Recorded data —
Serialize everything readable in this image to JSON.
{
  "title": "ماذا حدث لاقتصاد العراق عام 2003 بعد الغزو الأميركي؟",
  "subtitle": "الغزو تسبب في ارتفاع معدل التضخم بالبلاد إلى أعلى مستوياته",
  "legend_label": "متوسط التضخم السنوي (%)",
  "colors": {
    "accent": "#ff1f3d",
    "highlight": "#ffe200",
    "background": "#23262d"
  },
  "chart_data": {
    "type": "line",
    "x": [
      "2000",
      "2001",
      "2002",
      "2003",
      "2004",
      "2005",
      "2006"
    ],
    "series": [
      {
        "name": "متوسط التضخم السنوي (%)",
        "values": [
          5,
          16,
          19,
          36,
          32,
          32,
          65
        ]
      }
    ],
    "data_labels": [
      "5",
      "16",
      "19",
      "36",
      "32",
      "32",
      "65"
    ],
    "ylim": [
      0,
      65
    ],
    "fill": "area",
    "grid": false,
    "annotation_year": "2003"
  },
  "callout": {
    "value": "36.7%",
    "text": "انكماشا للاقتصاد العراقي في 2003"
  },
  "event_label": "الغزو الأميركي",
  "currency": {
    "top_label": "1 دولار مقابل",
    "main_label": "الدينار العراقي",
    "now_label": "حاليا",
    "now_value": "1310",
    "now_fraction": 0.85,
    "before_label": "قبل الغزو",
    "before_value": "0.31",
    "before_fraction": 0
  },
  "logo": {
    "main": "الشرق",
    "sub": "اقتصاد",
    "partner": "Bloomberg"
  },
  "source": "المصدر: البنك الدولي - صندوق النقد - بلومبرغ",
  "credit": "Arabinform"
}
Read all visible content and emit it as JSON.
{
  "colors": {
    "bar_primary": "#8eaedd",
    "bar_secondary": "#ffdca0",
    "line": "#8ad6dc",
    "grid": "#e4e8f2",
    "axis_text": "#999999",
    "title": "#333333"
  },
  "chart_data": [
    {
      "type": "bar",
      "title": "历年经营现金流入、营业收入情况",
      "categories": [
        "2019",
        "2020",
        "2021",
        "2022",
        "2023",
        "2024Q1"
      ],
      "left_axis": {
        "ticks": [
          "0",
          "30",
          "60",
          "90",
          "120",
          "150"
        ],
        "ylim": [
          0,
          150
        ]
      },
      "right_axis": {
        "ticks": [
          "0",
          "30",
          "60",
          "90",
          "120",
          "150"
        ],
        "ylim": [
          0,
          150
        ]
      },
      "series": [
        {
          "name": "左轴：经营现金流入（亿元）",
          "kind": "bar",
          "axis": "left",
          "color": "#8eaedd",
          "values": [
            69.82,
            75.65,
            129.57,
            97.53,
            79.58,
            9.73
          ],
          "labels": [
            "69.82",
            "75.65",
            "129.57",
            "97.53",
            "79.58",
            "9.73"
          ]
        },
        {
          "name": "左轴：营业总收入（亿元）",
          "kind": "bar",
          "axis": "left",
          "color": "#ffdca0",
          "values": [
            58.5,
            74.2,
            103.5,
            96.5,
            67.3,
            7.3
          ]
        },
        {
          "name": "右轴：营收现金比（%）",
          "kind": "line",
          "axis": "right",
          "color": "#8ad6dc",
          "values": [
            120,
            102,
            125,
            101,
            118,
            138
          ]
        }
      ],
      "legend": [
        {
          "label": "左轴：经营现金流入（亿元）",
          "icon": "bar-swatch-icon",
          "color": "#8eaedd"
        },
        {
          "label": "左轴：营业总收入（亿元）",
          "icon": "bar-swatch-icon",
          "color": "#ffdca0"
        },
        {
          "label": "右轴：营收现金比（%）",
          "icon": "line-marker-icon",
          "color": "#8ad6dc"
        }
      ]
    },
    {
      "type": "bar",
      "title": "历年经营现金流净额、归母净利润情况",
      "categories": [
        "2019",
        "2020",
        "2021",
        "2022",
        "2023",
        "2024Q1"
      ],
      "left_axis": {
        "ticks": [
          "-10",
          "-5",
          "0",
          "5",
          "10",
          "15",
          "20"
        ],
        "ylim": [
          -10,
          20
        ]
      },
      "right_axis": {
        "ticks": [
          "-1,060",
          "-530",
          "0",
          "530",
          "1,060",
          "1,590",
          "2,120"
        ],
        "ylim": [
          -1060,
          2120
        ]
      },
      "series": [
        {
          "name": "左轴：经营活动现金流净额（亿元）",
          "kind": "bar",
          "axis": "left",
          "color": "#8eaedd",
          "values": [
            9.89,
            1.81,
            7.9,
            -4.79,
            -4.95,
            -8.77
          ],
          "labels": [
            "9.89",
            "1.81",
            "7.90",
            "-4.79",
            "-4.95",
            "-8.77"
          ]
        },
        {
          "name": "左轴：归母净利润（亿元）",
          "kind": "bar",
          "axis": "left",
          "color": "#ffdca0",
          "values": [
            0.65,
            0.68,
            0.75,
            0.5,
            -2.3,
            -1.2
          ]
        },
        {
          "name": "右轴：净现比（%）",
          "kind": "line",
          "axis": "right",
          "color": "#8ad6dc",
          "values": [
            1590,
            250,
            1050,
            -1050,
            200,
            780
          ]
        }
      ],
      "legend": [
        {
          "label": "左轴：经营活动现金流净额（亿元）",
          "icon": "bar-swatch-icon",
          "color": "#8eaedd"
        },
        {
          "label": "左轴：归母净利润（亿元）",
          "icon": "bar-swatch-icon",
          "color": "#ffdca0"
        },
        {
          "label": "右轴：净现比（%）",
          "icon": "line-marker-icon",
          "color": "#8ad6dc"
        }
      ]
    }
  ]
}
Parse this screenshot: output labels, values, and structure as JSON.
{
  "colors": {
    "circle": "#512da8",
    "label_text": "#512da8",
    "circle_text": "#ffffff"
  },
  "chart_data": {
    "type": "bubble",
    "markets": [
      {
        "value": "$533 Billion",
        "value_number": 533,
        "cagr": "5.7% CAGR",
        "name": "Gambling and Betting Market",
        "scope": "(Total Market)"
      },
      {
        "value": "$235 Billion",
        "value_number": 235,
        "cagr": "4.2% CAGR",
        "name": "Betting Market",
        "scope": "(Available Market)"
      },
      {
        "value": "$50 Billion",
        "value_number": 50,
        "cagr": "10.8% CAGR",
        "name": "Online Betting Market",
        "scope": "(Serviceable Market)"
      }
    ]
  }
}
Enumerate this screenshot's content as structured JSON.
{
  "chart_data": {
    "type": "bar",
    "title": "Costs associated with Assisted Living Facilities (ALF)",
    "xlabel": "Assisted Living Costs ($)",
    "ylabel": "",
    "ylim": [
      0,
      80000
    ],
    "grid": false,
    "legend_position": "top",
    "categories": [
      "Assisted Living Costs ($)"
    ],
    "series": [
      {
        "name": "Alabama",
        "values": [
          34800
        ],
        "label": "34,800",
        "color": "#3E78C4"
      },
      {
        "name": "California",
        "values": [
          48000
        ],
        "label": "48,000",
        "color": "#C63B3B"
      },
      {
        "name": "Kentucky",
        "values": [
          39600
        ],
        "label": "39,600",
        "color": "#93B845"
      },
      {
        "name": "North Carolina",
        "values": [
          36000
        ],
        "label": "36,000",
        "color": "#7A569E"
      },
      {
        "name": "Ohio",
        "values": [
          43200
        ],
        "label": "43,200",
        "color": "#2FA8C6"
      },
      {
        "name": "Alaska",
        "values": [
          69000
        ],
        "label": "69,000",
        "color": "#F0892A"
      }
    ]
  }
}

TASK — From the data above, copy each line where the string "التضخم" appears.

FULL SOLUTION —
  "subtitle": "الغزو تسبب في ارتفاع معدل التضخم بالبلاد إلى أعلى مستوياته",
  "legend_label": "متوسط التضخم السنوي (%)",
        "name": "متوسط التضخم السنوي (%)",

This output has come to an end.